• **WHAT IS BEING ASKED**
Check each line for the string "ffffff". Give only the count of lines that have it.

____________

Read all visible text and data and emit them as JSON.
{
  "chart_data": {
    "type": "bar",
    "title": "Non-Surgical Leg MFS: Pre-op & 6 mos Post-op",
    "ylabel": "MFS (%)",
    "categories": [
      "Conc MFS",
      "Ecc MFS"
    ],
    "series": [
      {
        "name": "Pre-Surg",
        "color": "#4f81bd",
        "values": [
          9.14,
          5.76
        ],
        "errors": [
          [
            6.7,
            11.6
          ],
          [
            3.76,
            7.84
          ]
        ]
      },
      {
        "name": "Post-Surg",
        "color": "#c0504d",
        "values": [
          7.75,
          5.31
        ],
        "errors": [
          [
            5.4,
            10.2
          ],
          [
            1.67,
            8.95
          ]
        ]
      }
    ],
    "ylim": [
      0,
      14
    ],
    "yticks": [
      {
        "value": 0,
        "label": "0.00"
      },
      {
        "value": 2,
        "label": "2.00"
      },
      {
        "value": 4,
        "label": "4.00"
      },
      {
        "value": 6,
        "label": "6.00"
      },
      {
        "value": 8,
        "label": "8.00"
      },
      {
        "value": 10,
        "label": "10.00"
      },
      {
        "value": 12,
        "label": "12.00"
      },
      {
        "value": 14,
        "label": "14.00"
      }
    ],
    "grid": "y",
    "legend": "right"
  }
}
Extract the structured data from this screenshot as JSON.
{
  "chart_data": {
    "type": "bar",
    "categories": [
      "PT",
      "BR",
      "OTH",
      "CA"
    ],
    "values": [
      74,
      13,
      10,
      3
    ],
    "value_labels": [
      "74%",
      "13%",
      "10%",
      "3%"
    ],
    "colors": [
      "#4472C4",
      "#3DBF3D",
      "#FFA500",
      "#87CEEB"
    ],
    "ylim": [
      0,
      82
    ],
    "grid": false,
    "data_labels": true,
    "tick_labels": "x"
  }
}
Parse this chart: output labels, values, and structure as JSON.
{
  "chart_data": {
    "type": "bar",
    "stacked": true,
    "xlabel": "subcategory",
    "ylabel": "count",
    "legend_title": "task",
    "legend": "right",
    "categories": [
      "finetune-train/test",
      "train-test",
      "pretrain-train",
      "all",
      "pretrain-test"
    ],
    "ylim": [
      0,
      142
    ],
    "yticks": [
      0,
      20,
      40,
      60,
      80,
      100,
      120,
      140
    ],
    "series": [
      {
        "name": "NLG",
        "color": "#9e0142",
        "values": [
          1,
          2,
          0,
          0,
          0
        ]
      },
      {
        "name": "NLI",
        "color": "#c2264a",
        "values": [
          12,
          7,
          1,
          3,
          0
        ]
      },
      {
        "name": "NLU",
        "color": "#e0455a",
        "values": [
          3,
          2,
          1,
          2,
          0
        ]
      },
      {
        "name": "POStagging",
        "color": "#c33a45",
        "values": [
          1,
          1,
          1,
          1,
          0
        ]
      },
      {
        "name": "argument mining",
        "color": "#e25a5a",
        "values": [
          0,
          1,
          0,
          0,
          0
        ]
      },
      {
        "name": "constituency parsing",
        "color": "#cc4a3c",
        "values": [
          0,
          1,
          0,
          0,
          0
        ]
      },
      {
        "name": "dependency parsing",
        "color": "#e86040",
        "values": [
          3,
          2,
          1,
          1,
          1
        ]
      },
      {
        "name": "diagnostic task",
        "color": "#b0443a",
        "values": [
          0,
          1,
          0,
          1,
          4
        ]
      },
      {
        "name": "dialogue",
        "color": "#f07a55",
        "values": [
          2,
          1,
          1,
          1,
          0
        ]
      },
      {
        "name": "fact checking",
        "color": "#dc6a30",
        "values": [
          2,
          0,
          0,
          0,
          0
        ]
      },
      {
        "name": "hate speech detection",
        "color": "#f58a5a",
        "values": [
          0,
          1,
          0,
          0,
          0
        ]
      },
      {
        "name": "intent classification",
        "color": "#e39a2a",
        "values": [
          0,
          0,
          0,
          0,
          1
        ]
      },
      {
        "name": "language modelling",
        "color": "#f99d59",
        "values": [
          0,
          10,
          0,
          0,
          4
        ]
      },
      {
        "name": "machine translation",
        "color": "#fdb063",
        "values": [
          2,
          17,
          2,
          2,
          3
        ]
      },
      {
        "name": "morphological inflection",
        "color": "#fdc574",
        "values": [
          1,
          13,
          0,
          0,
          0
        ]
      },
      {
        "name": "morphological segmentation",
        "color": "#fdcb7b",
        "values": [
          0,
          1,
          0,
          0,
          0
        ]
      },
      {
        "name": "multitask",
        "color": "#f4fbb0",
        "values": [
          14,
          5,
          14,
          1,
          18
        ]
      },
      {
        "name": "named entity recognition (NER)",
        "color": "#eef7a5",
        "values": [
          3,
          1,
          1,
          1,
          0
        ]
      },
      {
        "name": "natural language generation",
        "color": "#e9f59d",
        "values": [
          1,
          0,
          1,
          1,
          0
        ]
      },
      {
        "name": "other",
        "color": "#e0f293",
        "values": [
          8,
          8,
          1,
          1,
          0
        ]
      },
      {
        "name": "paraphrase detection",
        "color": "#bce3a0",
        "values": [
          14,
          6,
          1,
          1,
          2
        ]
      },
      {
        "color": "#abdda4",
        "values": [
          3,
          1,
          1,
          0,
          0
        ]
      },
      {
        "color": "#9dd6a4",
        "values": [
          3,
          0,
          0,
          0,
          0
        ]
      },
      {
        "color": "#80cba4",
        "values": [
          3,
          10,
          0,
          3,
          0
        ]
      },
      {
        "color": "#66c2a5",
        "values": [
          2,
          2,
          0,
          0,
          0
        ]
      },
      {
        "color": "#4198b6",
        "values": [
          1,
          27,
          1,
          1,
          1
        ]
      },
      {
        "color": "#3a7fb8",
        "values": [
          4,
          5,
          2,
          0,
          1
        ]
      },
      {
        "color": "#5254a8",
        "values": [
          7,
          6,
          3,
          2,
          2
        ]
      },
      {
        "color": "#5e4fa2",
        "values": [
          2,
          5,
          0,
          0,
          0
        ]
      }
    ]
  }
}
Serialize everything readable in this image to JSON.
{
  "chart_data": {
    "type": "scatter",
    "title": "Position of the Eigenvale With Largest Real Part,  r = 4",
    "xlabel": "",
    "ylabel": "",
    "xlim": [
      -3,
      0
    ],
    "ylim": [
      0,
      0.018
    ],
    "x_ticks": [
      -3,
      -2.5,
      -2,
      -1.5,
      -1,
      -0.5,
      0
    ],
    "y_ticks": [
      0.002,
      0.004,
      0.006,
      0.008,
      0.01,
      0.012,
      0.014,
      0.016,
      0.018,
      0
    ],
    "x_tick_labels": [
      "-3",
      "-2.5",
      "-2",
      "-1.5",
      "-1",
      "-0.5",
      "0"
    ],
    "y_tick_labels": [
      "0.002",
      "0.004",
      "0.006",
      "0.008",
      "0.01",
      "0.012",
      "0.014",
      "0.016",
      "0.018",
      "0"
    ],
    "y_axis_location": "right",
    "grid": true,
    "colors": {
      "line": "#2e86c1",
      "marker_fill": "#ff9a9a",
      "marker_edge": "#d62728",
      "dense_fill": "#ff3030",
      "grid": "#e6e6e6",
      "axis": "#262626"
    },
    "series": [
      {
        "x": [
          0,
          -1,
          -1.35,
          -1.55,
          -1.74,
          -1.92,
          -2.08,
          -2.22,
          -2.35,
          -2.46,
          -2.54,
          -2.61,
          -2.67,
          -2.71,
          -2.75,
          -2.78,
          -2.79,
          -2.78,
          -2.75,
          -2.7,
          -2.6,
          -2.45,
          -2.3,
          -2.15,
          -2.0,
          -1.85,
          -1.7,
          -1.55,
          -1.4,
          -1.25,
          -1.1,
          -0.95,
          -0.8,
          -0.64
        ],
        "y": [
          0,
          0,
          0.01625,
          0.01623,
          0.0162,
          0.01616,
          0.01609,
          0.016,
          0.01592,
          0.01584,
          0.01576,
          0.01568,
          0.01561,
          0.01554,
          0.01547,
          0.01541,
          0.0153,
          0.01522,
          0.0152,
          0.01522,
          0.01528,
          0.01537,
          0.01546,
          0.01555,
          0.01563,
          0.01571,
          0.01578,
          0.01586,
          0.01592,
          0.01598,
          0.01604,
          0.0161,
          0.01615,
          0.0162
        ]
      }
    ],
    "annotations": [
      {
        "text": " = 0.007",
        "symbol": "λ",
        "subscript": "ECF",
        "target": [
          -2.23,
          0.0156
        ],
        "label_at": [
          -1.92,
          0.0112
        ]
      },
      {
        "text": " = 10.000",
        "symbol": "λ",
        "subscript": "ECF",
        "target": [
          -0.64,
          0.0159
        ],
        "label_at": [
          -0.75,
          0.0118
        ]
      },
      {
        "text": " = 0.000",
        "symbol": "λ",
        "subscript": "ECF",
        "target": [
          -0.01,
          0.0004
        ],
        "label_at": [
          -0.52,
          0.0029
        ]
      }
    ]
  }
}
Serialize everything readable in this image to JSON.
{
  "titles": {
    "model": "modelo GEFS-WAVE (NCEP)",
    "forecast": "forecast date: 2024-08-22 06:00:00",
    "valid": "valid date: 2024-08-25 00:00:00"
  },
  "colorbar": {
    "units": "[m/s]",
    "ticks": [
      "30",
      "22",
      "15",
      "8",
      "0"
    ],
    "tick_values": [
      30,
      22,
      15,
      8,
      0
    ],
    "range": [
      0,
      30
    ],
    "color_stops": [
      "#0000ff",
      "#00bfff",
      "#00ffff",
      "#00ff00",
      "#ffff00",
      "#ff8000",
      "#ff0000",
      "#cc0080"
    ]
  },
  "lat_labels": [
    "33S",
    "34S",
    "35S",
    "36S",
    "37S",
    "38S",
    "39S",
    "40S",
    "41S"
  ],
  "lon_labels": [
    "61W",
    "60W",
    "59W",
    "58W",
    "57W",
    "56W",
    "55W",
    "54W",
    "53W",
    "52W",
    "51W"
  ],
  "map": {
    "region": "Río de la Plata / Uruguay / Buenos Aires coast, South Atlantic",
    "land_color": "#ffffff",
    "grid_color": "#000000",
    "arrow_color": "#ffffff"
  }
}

____________

• **COMPLETED EXERCISE**
2